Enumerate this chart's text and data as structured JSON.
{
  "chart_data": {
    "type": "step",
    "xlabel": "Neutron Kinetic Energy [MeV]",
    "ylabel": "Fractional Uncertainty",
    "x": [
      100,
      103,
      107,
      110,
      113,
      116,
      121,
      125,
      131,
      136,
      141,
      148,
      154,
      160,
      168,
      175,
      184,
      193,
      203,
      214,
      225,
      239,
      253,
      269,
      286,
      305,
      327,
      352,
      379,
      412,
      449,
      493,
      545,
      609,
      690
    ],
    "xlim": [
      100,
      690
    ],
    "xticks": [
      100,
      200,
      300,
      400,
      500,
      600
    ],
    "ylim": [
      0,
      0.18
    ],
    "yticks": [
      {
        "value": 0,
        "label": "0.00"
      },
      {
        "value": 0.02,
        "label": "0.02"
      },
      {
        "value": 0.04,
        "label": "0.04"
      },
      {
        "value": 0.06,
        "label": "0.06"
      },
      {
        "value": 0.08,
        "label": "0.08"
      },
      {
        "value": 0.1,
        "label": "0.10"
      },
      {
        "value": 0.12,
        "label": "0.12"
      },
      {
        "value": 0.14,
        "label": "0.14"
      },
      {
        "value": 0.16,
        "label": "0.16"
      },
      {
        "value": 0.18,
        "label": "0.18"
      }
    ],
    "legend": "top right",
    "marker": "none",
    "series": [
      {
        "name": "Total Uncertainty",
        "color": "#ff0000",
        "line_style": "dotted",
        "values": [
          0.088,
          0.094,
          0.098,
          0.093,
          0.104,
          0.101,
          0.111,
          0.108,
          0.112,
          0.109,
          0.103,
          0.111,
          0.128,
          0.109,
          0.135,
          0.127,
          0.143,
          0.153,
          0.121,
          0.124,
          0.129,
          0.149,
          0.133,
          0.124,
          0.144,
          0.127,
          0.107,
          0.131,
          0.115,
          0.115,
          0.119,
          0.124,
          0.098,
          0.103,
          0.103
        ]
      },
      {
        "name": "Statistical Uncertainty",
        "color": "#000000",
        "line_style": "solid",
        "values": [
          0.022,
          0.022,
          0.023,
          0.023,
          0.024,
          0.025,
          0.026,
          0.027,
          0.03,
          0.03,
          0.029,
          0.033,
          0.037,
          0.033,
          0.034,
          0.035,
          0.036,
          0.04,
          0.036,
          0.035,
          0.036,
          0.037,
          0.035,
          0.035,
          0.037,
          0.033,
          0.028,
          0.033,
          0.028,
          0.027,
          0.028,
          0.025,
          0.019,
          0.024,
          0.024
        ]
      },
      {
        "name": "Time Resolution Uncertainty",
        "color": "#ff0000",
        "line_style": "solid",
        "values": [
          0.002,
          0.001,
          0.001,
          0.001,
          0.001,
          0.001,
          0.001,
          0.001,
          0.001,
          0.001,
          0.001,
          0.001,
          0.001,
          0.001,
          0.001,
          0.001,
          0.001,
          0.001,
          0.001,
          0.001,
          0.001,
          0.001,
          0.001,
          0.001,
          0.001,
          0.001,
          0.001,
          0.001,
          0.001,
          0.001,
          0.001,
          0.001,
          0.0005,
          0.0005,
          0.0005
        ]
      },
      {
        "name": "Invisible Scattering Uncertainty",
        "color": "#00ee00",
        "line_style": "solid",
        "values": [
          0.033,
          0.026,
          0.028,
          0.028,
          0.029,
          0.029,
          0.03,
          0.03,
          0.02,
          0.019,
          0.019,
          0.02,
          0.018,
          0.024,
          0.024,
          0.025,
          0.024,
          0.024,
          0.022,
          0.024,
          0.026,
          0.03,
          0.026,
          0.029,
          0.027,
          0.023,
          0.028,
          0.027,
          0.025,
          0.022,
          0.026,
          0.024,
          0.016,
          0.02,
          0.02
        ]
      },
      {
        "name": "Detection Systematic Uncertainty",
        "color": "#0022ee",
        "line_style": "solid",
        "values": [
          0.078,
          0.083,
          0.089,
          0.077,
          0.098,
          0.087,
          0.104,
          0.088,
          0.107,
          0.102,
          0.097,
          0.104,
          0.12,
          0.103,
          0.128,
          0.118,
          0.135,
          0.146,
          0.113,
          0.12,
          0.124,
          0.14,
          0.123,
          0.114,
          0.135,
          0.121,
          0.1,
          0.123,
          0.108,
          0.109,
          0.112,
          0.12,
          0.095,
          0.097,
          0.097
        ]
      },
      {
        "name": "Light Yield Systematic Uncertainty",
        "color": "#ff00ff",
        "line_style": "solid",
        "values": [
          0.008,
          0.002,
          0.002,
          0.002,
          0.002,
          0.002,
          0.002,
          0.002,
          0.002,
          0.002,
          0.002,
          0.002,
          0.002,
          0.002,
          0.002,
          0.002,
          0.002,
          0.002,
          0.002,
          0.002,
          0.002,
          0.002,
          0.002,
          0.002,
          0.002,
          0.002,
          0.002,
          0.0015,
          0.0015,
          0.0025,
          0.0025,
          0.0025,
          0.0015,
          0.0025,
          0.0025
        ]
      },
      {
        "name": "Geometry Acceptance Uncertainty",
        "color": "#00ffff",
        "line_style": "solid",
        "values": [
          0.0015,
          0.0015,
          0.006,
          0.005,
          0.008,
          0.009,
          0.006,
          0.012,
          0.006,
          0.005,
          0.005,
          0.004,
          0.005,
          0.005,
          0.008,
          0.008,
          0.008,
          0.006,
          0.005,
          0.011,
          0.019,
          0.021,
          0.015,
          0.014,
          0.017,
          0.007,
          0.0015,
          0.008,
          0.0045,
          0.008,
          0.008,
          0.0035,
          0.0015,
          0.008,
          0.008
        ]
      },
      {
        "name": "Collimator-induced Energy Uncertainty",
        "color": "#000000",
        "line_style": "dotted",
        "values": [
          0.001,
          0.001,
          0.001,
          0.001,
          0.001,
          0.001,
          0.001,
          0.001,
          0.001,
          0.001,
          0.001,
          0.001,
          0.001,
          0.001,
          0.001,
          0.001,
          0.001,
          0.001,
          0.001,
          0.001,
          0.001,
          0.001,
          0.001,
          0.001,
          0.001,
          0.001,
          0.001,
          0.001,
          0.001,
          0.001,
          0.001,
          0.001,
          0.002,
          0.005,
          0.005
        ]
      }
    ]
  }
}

[Short task]:
Retype all of the data shown above, word for word.

[Exercise result]:
Enumerate this chart's text and data as structured JSON.
{
  "chart_data": {
    "type": "step",
    "xlabel": "Neutron Kinetic Energy [MeV]",
    "ylabel": "Fractional Uncertainty",
    "x": [
      100,
      103,
      107,
      110,
      113,
      116,
      121,
      125,
      131,
      136,
      141,
      148,
      154,
      160,
      168,
      175,
      184,
      193,
      203,
      214,
      225,
      239,
      253,
      269,
      286,
      305,
      327,
      352,
      379,
      412,
      449,
      493,
      545,
      609,
      690
    ],
    "xlim": [
      100,
      690
    ],
    "xticks": [
      100,
      200,
      300,
      400,
      500,
      600
    ],
    "ylim": [
      0,
      0.18
    ],
    "yticks": [
      {
        "value": 0,
        "label": "0.00"
      },
      {
        "value": 0.02,
        "label": "0.02"
      },
      {
        "value": 0.04,
        "label": "0.04"
      },
      {
        "value": 0.06,
        "label": "0.06"
      },
      {
        "value": 0.08,
        "label": "0.08"
      },
      {
        "value": 0.1,
        "label": "0.10"
      },
      {
        "value": 0.12,
        "label": "0.12"
      },
      {
        "value": 0.14,
        "label": "0.14"
      },
      {
        "value": 0.16,
        "label": "0.16"
      },
      {
        "value": 0.18,
        "label": "0.18"
      }
    ],
    "legend": "top right",
    "marker": "none",
    "series": [
      {
        "name": "Total Uncertainty",
        "color": "#ff0000",
        "line_style": "dotted",
        "values": [
          0.088,
          0.094,
          0.098,
          0.093,
          0.104,
          0.101,
          0.111,
          0.108,
          0.112,
          0.109,
          0.103,
          0.111,
          0.128,
          0.109,
          0.135,
          0.127,
          0.143,
          0.153,
          0.121,
          0.124,
          0.129,
          0.149,
          0.133,
          0.124,
          0.144,
          0.127,
          0.107,
          0.131,
          0.115,
          0.115,
          0.119,
          0.124,
          0.098,
          0.103,
          0.103
        ]
      },
      {
        "name": "Statistical Uncertainty",
        "color": "#000000",
        "line_style": "solid",
        "values": [
          0.022,
          0.022,
          0.023,
          0.023,
          0.024,
          0.025,
          0.026,
          0.027,
          0.03,
          0.03,
          0.029,
          0.033,
          0.037,
          0.033,
          0.034,
          0.035,
          0.036,
          0.04,
          0.036,
          0.035,
          0.036,
          0.037,
          0.035,
          0.035,
          0.037,
          0.033,
          0.028,
          0.033,
          0.028,
          0.027,
          0.028,
          0.025,
          0.019,
          0.024,
          0.024
        ]
      },
      {
        "name": "Time Resolution Uncertainty",
        "color": "#ff0000",
        "line_style": "solid",
        "values": [
          0.002,
          0.001,
          0.001,
          0.001,
          0.001,
          0.001,
          0.001,
          0.001,
          0.001,
          0.001,
          0.001,
          0.001,
          0.001,
          0.001,
          0.001,
          0.001,
          0.001,
          0.001,
          0.001,
          0.001,
          0.001,
          0.001,
          0.001,
          0.001,
          0.001,
          0.001,
          0.001,
          0.001,
          0.001,
          0.001,
          0.001,
          0.001,
          0.0005,
          0.0005,
          0.0005
        ]
      },
      {
        "name": "Invisible Scattering Uncertainty",
        "color": "#00ee00",
        "line_style": "solid",
        "values": [
          0.033,
          0.026,
          0.028,
          0.028,
          0.029,
          0.029,
          0.03,
          0.03,
          0.02,
          0.019,
          0.019,
          0.02,
          0.018,
          0.024,
          0.024,
          0.025,
          0.024,
          0.024,
          0.022,
          0.024,
          0.026,
          0.03,
          0.026,
          0.029,
          0.027,
          0.023,
          0.028,
          0.027,
          0.025,
          0.022,
          0.026,
          0.024,
          0.016,
          0.02,
          0.02
        ]
      },
      {
        "name": "Detection Systematic Uncertainty",
        "color": "#0022ee",
        "line_style": "solid",
        "values": [
          0.078,
          0.083,
          0.089,
          0.077,
          0.098,
          0.087,
          0.104,
          0.088,
          0.107,
          0.102,
          0.097,
          0.104,
          0.12,
          0.103,
          0.128,
          0.118,
          0.135,
          0.146,
          0.113,
          0.12,
          0.124,
          0.14,
          0.123,
          0.114,
          0.135,
          0.121,
          0.1,
          0.123,
          0.108,
          0.109,
          0.112,
          0.12,
          0.095,
          0.097,
          0.097
        ]
      },
      {
        "name": "Light Yield Systematic Uncertainty",
        "color": "#ff00ff",
        "line_style": "solid",
        "values": [
          0.008,
          0.002,
          0.002,
          0.002,
          0.002,
          0.002,
          0.002,
          0.002,
          0.002,
          0.002,
          0.002,
          0.002,
          0.002,
          0.002,
          0.002,
          0.002,
          0.002,
          0.002,
          0.002,
          0.002,
          0.002,
          0.002,
          0.002,
          0.002,
          0.002,
          0.002,
          0.002,
          0.0015,
          0.0015,
          0.0025,
          0.0025,
          0.0025,
          0.0015,
          0.0025,
          0.0025
        ]
      },
      {
        "name": "Geometry Acceptance Uncertainty",
        "color": "#00ffff",
        "line_style": "solid",
        "values": [
          0.0015,
          0.0015,
          0.006,
          0.005,
          0.008,
          0.009,
          0.006,
          0.012,
          0.006,
          0.005,
          0.005,
          0.004,
          0.005,
          0.005,
          0.008,
          0.008,
          0.008,
          0.006,
          0.005,
          0.011,
          0.019,
          0.021,
          0.015,
          0.014,
          0.017,
          0.007,
          0.0015,
          0.008,
          0.0045,
          0.008,
          0.008,
          0.0035,
          0.0015,
          0.008,
          0.008
        ]
      },
      {
        "name": "Collimator-induced Energy Uncertainty",
        "color": "#000000",
        "line_style": "dotted",
        "values": [
          0.001,
          0.001,
          0.001,
          0.001,
          0.001,
          0.001,
          0.001,
          0.001,
          0.001,
          0.001,
          0.001,
          0.001,
          0.001,
          0.001,
          0.001,
          0.001,
          0.001,
          0.001,
          0.001,
          0.001,
          0.001,
          0.001,
          0.001,
          0.001,
          0.001,
          0.001,
          0.001,
          0.001,
          0.001,
          0.001,
          0.001,
          0.001,
          0.002,
          0.005,
          0.005
        ]
      }
    ]
  }
}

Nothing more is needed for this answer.